__Work to do__: Do any lines in the data below contain "keadaan"? If so, copy every one of them.

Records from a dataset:
------------

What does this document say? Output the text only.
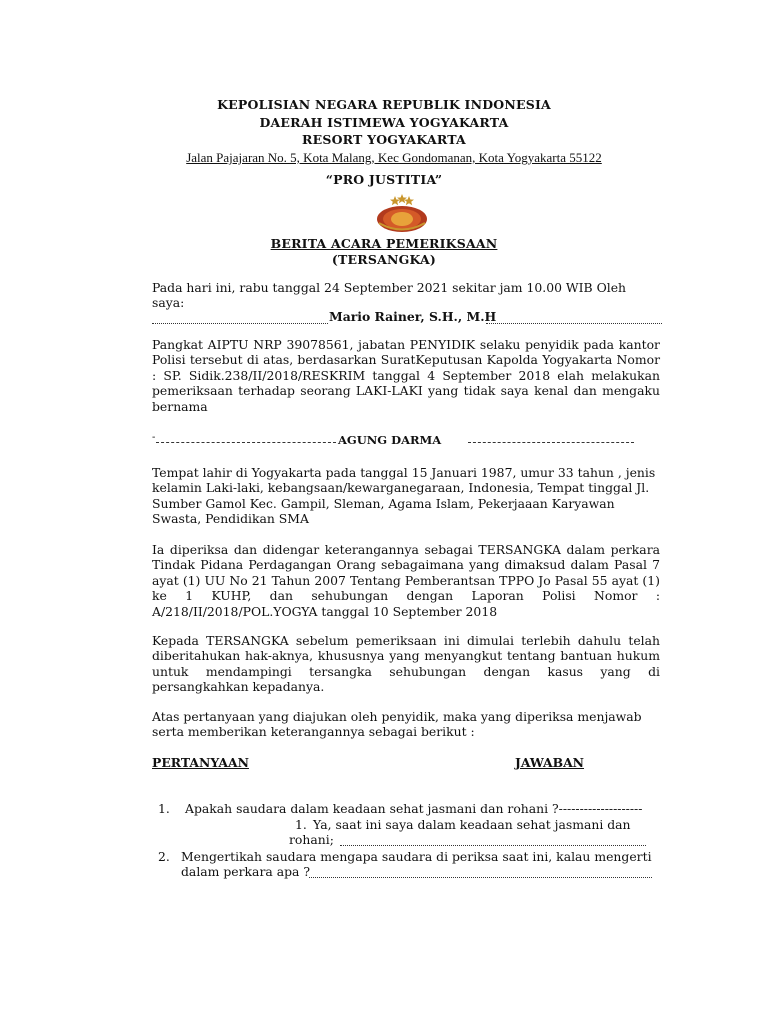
KEPOLISIAN NEGARA REPUBLIK INDONESIA
DAERAH ISTIMEWA YOGYAKARTA
RESORT YOGYAKARTA
Jalan Pajajaran No. 5, Kota Malang, Kec Gondomanan, Kota Yogyakarta 55122
“PRO JUSTITIA”
BERITA ACARA PEMERIKSAAN
(TERSANGKA)
Pada hari ini, rabu tanggal 24 September 2021 sekitar jam 10.00 WIB Oleh saya:
Mario Rainer, S.H., M.H
Pangkat AIPTU NRP 39078561, jabatan PENYIDIK selaku penyidik pada kantor Polisi tersebut di atas, berdasarkan SuratKeputusan Kapolda Yogyakarta Nomor : SP. Sidik.238/II/2018/RESKRIM tanggal 4 September 2018 elah melakukan pemeriksaan terhadap seorang LAKI-LAKI yang tidak saya kenal dan mengaku bernama
-	AGUNG DARMA
Tempat lahir di Yogyakarta pada tanggal 15 Januari 1987, umur 33 tahun , jenis kelamin Laki-laki, kebangsaan/kewarganegaraan, Indonesia, Tempat tinggal Jl. Sumber Gamol Kec. Gampil, Sleman, Agama Islam, Pekerjaaan Karyawan Swasta, Pendidikan SMA
Ia diperiksa dan didengar keterangannya sebagai TERSANGKA dalam perkara Tindak Pidana Perdagangan Orang sebagaimana yang dimaksud dalam Pasal 7 ayat (1) UU No 21 Tahun 2007 Tentang Pemberantsan TPPO Jo Pasal 55 ayat (1) ke 1 KUHP, dan sehubungan dengan Laporan Polisi Nomor : A/218/II/2018/POL.YOGYA tanggal 10 September 2018
Kepada TERSANGKA sebelum pemeriksaan ini dimulai terlebih dahulu telah diberitahukan hak-aknya, khususnya yang menyangkut tentang bantuan hukum untuk mendampingi tersangka sehubungan dengan kasus yang di persangkahkan kepadanya.
Atas pertanyaan yang diajukan oleh penyidik, maka yang diperiksa menjawab serta memberikan keterangannya sebagai berikut :
PERTANYAAN	JAWABAN
1. Apakah saudara dalam keadaan sehat jasmani dan rohani ?--------------------
1. Ya, saat ini saya dalam keadaan sehat jasmani dan
rohani;
2. Mengertikah saudara mengapa saudara di periksa saat ini, kalau mengerti
dalam perkara apa ?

------------

__Solution for this problem__:
1. Apakah saudara dalam keadaan sehat jasmani dan rohani ?--------------------
1. Ya, saat ini saya dalam keadaan sehat jasmani dan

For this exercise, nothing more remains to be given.